AIM OF THE EXERCISE: Please reproduce every record, keeping each one exactly as written.
START ITEMS
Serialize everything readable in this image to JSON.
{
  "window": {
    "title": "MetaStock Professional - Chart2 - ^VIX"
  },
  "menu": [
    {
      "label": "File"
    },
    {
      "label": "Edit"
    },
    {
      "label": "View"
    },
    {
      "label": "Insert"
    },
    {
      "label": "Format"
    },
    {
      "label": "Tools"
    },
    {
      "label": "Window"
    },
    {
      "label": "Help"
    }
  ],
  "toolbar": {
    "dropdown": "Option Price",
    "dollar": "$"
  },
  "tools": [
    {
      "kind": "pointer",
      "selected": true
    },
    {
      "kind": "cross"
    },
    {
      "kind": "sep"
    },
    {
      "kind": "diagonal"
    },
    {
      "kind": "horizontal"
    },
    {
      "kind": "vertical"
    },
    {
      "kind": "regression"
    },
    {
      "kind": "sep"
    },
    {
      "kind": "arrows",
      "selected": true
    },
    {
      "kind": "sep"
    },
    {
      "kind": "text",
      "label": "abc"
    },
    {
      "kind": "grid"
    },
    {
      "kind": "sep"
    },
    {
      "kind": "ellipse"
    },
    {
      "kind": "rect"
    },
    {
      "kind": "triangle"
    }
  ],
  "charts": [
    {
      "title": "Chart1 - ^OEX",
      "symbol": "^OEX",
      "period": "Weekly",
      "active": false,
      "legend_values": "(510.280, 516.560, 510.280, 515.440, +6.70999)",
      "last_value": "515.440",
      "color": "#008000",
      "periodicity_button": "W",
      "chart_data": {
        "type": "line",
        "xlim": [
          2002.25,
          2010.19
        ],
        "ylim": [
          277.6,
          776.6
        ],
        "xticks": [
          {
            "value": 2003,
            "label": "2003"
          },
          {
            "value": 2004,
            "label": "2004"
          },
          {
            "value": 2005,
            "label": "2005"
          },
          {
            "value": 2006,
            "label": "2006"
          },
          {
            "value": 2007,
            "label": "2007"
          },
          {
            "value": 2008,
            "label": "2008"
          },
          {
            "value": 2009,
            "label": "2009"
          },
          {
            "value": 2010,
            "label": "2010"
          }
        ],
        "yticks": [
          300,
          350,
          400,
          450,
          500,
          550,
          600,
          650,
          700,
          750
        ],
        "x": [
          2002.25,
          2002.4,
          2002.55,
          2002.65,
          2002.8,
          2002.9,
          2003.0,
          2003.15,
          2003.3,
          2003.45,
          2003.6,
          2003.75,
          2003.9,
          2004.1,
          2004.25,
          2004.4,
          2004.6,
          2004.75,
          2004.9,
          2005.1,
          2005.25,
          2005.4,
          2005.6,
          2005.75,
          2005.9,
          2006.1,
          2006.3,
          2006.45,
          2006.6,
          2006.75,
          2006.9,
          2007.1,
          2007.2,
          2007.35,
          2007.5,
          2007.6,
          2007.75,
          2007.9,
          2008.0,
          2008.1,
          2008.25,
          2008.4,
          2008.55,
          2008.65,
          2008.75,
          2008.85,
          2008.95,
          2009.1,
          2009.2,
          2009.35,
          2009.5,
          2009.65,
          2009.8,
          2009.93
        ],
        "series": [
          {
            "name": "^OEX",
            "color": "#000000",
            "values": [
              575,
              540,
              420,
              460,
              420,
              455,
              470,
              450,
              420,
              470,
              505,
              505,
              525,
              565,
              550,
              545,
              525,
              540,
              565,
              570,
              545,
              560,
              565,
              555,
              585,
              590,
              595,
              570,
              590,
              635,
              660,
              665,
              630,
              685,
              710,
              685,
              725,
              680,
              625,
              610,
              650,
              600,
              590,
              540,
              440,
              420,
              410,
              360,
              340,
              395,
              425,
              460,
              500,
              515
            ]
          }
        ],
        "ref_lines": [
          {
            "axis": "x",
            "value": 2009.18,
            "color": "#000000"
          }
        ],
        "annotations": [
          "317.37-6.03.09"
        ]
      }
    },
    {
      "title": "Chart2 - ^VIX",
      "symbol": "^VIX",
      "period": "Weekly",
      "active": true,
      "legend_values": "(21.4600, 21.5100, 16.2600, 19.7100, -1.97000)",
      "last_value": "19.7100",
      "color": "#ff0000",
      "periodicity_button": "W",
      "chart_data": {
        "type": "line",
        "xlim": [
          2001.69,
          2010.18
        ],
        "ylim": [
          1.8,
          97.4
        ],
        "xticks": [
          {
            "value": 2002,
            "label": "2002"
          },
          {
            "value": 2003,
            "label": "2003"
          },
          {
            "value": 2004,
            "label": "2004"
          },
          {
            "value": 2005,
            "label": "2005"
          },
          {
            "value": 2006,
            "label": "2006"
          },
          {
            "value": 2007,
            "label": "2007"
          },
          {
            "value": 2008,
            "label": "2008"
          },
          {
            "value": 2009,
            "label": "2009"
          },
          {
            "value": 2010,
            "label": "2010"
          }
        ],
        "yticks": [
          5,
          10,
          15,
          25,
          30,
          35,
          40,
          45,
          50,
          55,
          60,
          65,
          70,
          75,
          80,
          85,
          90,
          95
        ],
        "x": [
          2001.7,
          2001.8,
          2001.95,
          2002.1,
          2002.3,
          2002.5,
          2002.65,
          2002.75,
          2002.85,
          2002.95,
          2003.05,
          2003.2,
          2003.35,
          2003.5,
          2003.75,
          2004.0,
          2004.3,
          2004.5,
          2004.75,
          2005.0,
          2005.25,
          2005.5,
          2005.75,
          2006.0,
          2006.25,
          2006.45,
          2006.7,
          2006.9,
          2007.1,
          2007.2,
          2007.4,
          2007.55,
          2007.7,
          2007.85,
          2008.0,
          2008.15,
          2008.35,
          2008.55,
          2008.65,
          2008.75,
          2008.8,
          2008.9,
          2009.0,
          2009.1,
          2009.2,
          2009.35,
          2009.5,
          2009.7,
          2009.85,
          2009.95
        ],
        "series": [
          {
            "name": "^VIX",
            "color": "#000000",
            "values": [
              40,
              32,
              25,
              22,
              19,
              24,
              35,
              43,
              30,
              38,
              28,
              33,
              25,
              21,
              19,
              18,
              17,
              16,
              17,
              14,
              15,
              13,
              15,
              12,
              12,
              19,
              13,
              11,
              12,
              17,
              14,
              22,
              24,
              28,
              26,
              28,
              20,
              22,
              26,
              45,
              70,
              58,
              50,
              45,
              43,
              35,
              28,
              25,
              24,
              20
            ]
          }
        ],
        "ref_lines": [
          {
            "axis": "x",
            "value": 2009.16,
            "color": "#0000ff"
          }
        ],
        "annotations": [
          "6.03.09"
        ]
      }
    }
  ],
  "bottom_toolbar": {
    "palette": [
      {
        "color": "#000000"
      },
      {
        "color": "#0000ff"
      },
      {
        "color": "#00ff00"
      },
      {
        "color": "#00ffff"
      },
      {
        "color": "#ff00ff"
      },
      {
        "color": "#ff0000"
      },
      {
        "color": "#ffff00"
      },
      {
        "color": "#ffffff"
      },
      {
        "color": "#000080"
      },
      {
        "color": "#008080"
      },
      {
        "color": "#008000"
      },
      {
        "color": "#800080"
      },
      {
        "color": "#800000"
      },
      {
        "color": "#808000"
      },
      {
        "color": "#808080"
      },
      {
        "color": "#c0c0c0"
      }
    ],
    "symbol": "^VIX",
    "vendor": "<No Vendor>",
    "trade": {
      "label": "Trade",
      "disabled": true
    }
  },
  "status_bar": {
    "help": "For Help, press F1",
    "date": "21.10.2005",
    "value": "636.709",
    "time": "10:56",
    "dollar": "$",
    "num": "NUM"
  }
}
END ITEMS
ANSWER BELOW:
Serialize everything readable in this image to JSON.
{
  "window": {
    "title": "MetaStock Professional - Chart2 - ^VIX"
  },
  "menu": [
    {
      "label": "File"
    },
    {
      "label": "Edit"
    },
    {
      "label": "View"
    },
    {
      "label": "Insert"
    },
    {
      "label": "Format"
    },
    {
      "label": "Tools"
    },
    {
      "label": "Window"
    },
    {
      "label": "Help"
    }
  ],
  "toolbar": {
    "dropdown": "Option Price",
    "dollar": "$"
  },
  "tools": [
    {
      "kind": "pointer",
      "selected": true
    },
    {
      "kind": "cross"
    },
    {
      "kind": "sep"
    },
    {
      "kind": "diagonal"
    },
    {
      "kind": "horizontal"
    },
    {
      "kind": "vertical"
    },
    {
      "kind": "regression"
    },
    {
      "kind": "sep"
    },
    {
      "kind": "arrows",
      "selected": true
    },
    {
      "kind": "sep"
    },
    {
      "kind": "text",
      "label": "abc"
    },
    {
      "kind": "grid"
    },
    {
      "kind": "sep"
    },
    {
      "kind": "ellipse"
    },
    {
      "kind": "rect"
    },
    {
      "kind": "triangle"
    }
  ],
  "charts": [
    {
      "title": "Chart1 - ^OEX",
      "symbol": "^OEX",
      "period": "Weekly",
      "active": false,
      "legend_values": "(510.280, 516.560, 510.280, 515.440, +6.70999)",
      "last_value": "515.440",
      "color": "#008000",
      "periodicity_button": "W",
      "chart_data": {
        "type": "line",
        "xlim": [
          2002.25,
          2010.19
        ],
        "ylim": [
          277.6,
          776.6
        ],
        "xticks": [
          {
            "value": 2003,
            "label": "2003"
          },
          {
            "value": 2004,
            "label": "2004"
          },
          {
            "value": 2005,
            "label": "2005"
          },
          {
            "value": 2006,
            "label": "2006"
          },
          {
            "value": 2007,
            "label": "2007"
          },
          {
            "value": 2008,
            "label": "2008"
          },
          {
            "value": 2009,
            "label": "2009"
          },
          {
            "value": 2010,
            "label": "2010"
          }
        ],
        "yticks": [
          300,
          350,
          400,
          450,
          500,
          550,
          600,
          650,
          700,
          750
        ],
        "x": [
          2002.25,
          2002.4,
          2002.55,
          2002.65,
          2002.8,
          2002.9,
          2003.0,
          2003.15,
          2003.3,
          2003.45,
          2003.6,
          2003.75,
          2003.9,
          2004.1,
          2004.25,
          2004.4,
          2004.6,
          2004.75,
          2004.9,
          2005.1,
          2005.25,
          2005.4,
          2005.6,
          2005.75,
          2005.9,
          2006.1,
          2006.3,
          2006.45,
          2006.6,
          2006.75,
          2006.9,
          2007.1,
          2007.2,
          2007.35,
          2007.5,
          2007.6,
          2007.75,
          2007.9,
          2008.0,
          2008.1,
          2008.25,
          2008.4,
          2008.55,
          2008.65,
          2008.75,
          2008.85,
          2008.95,
          2009.1,
          2009.2,
          2009.35,
          2009.5,
          2009.65,
          2009.8,
          2009.93
        ],
        "series": [
          {
            "name": "^OEX",
            "color": "#000000",
            "values": [
              575,
              540,
              420,
              460,
              420,
              455,
              470,
              450,
              420,
              470,
              505,
              505,
              525,
              565,
              550,
              545,
              525,
              540,
              565,
              570,
              545,
              560,
              565,
              555,
              585,
              590,
              595,
              570,
              590,
              635,
              660,
              665,
              630,
              685,
              710,
              685,
              725,
              680,
              625,
              610,
              650,
              600,
              590,
              540,
              440,
              420,
              410,
              360,
              340,
              395,
              425,
              460,
              500,
              515
            ]
          }
        ],
        "ref_lines": [
          {
            "axis": "x",
            "value": 2009.18,
            "color": "#000000"
          }
        ],
        "annotations": [
          "317.37-6.03.09"
        ]
      }
    },
    {
      "title": "Chart2 - ^VIX",
      "symbol": "^VIX",
      "period": "Weekly",
      "active": true,
      "legend_values": "(21.4600, 21.5100, 16.2600, 19.7100, -1.97000)",
      "last_value": "19.7100",
      "color": "#ff0000",
      "periodicity_button": "W",
      "chart_data": {
        "type": "line",
        "xlim": [
          2001.69,
          2010.18
        ],
        "ylim": [
          1.8,
          97.4
        ],
        "xticks": [
          {
            "value": 2002,
            "label": "2002"
          },
          {
            "value": 2003,
            "label": "2003"
          },
          {
            "value": 2004,
            "label": "2004"
          },
          {
            "value": 2005,
            "label": "2005"
          },
          {
            "value": 2006,
            "label": "2006"
          },
          {
            "value": 2007,
            "label": "2007"
          },
          {
            "value": 2008,
            "label": "2008"
          },
          {
            "value": 2009,
            "label": "2009"
          },
          {
            "value": 2010,
            "label": "2010"
          }
        ],
        "yticks": [
          5,
          10,
          15,
          25,
          30,
          35,
          40,
          45,
          50,
          55,
          60,
          65,
          70,
          75,
          80,
          85,
          90,
          95
        ],
        "x": [
          2001.7,
          2001.8,
          2001.95,
          2002.1,
          2002.3,
          2002.5,
          2002.65,
          2002.75,
          2002.85,
          2002.95,
          2003.05,
          2003.2,
          2003.35,
          2003.5,
          2003.75,
          2004.0,
          2004.3,
          2004.5,
          2004.75,
          2005.0,
          2005.25,
          2005.5,
          2005.75,
          2006.0,
          2006.25,
          2006.45,
          2006.7,
          2006.9,
          2007.1,
          2007.2,
          2007.4,
          2007.55,
          2007.7,
          2007.85,
          2008.0,
          2008.15,
          2008.35,
          2008.55,
          2008.65,
          2008.75,
          2008.8,
          2008.9,
          2009.0,
          2009.1,
          2009.2,
          2009.35,
          2009.5,
          2009.7,
          2009.85,
          2009.95
        ],
        "series": [
          {
            "name": "^VIX",
            "color": "#000000",
            "values": [
              40,
              32,
              25,
              22,
              19,
              24,
              35,
              43,
              30,
              38,
              28,
              33,
              25,
              21,
              19,
              18,
              17,
              16,
              17,
              14,
              15,
              13,
              15,
              12,
              12,
              19,
              13,
              11,
              12,
              17,
              14,
              22,
              24,
              28,
              26,
              28,
              20,
              22,
              26,
              45,
              70,
              58,
              50,
              45,
              43,
              35,
              28,
              25,
              24,
              20
            ]
          }
        ],
        "ref_lines": [
          {
            "axis": "x",
            "value": 2009.16,
            "color": "#0000ff"
          }
        ],
        "annotations": [
          "6.03.09"
        ]
      }
    }
  ],
  "bottom_toolbar": {
    "palette": [
      {
        "color": "#000000"
      },
      {
        "color": "#0000ff"
      },
      {
        "color": "#00ff00"
      },
      {
        "color": "#00ffff"
      },
      {
        "color": "#ff00ff"
      },
      {
        "color": "#ff0000"
      },
      {
        "color": "#ffff00"
      },
      {
        "color": "#ffffff"
      },
      {
        "color": "#000080"
      },
      {
        "color": "#008080"
      },
      {
        "color": "#008000"
      },
      {
        "color": "#800080"
      },
      {
        "color": "#800000"
      },
      {
        "color": "#808000"
      },
      {
        "color": "#808080"
      },
      {
        "color": "#c0c0c0"
      }
    ],
    "symbol": "^VIX",
    "vendor": "<No Vendor>",
    "trade": {
      "label": "Trade",
      "disabled": true
    }
  },
  "status_bar": {
    "help": "For Help, press F1",
    "date": "21.10.2005",
    "value": "636.709",
    "time": "10:56",
    "dollar": "$",
    "num": "NUM"
  }
}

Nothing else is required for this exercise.